▶ **Job**: Say how many lines contain "threads", using only the number.

Saved entries:

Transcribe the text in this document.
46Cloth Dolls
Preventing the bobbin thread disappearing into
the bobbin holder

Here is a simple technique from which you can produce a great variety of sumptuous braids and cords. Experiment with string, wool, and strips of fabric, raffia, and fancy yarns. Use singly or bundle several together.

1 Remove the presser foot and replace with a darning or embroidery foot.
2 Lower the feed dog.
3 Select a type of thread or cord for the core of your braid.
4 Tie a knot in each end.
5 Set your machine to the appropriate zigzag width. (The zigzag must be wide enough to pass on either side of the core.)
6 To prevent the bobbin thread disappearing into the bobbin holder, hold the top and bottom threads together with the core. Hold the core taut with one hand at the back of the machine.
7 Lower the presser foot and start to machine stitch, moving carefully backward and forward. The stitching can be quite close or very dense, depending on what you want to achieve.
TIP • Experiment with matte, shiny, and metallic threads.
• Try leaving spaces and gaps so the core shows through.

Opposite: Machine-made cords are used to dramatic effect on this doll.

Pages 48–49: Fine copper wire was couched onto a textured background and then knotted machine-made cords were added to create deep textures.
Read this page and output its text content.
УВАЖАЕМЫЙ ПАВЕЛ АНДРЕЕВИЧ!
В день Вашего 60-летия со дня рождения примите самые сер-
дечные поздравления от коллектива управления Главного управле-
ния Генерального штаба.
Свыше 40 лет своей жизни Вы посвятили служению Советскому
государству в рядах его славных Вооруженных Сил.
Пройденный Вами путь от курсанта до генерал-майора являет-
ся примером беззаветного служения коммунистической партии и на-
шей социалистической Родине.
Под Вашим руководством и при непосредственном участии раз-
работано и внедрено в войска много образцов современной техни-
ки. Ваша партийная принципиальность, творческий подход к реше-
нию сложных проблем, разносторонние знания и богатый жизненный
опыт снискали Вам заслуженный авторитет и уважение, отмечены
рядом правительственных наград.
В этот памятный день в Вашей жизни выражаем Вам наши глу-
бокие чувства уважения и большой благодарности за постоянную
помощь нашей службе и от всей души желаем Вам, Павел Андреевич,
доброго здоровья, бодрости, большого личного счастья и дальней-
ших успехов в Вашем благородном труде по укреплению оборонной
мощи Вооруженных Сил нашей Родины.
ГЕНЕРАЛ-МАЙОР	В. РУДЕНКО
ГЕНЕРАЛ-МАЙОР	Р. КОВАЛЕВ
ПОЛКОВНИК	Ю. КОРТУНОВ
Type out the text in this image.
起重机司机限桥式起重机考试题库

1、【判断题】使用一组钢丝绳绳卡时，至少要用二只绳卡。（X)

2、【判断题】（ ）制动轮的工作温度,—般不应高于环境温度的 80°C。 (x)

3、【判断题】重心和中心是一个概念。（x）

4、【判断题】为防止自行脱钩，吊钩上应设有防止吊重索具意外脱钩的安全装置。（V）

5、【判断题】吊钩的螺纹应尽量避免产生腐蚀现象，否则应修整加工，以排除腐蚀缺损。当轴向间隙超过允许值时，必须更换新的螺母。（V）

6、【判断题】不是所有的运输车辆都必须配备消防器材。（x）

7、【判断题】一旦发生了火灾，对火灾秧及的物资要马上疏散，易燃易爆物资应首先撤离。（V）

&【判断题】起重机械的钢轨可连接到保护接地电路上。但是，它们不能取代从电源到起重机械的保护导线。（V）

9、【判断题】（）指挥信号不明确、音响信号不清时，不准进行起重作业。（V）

▶ **Written solution**: 2